**Records supplied**:
■ ■ ■ ■ ■

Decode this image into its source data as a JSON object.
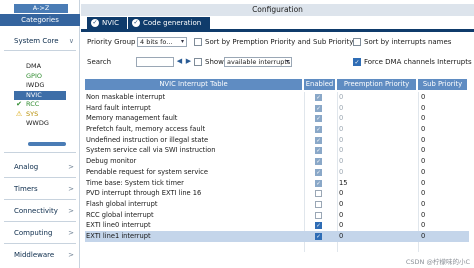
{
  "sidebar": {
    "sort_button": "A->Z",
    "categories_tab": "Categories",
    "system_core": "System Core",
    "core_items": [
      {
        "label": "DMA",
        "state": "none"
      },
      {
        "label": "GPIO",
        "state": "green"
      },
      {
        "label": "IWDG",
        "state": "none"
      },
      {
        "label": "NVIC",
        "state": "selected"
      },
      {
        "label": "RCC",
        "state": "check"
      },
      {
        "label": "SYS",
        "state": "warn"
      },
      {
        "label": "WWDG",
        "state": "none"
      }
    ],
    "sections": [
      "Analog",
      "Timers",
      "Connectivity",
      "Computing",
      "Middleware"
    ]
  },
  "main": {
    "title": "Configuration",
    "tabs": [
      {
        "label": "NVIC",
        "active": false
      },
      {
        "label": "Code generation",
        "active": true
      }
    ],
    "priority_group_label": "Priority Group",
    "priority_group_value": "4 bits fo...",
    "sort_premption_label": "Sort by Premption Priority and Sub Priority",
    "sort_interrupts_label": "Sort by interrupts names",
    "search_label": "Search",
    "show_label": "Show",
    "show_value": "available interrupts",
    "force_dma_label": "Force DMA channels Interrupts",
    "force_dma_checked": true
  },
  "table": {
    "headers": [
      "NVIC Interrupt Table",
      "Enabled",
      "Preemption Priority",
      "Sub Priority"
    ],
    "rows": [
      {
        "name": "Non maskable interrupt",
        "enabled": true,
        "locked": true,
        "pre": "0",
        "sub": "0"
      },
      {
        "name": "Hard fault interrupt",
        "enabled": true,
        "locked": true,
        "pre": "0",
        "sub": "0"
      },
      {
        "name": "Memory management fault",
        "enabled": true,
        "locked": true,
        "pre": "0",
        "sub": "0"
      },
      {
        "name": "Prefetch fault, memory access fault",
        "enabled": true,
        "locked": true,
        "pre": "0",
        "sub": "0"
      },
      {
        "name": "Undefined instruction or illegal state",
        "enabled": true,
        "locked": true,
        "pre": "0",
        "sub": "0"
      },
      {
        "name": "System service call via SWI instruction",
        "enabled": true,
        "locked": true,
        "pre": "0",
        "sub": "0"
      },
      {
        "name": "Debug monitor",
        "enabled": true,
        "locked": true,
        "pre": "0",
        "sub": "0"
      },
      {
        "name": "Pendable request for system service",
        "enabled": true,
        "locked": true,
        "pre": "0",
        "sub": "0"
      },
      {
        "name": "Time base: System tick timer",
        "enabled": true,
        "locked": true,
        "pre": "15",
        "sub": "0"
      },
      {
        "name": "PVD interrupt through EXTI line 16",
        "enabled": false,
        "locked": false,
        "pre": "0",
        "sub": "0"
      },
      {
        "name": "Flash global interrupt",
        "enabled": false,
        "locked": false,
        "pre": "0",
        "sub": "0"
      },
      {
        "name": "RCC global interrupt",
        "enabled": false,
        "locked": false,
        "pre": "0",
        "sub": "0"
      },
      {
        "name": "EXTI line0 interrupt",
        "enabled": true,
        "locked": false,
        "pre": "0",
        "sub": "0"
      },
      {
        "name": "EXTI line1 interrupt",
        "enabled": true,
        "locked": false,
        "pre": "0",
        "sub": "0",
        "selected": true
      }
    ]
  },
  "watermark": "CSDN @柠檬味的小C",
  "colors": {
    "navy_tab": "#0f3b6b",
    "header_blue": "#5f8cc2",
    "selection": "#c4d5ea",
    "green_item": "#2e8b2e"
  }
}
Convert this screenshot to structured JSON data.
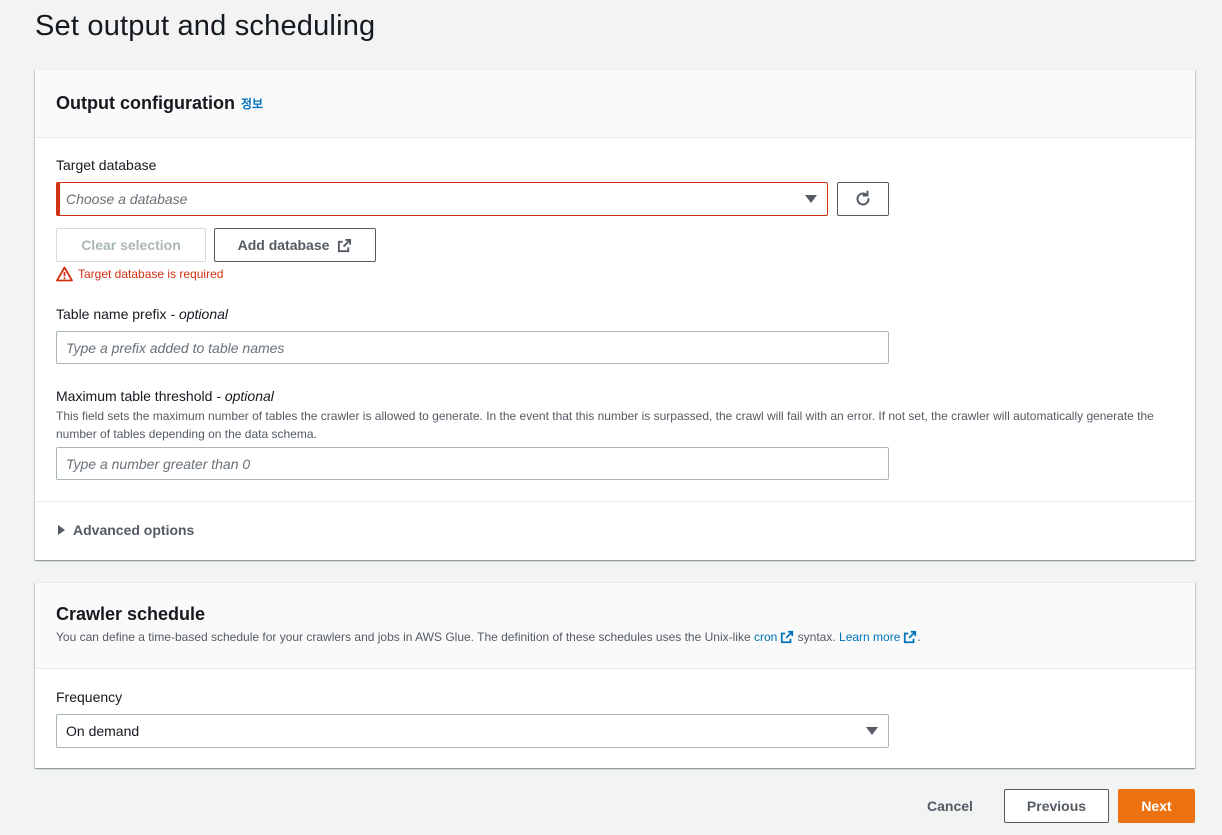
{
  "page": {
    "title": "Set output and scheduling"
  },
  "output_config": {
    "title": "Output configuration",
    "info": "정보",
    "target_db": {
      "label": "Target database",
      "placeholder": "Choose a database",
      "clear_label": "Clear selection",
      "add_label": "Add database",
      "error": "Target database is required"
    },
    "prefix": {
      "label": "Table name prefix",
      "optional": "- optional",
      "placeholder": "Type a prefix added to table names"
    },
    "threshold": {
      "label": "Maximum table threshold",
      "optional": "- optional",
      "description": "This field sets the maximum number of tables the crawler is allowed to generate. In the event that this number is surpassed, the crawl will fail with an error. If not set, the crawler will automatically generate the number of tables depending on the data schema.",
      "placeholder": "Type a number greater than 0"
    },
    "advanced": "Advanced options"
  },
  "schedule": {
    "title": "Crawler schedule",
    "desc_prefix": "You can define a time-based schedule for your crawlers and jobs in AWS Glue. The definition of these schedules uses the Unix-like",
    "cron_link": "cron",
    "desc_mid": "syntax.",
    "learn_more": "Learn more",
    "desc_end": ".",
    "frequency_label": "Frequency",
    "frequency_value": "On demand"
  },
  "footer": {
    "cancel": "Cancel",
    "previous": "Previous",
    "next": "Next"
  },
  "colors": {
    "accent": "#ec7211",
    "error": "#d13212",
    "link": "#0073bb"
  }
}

■ ■ ■ ■ ■

**Directive**:
Collect the lines of the data that carry the word "instruction".

**Final result**:
        "name": "Undefined instruction or illegal state",
        "name": "System service call via SWI instruction",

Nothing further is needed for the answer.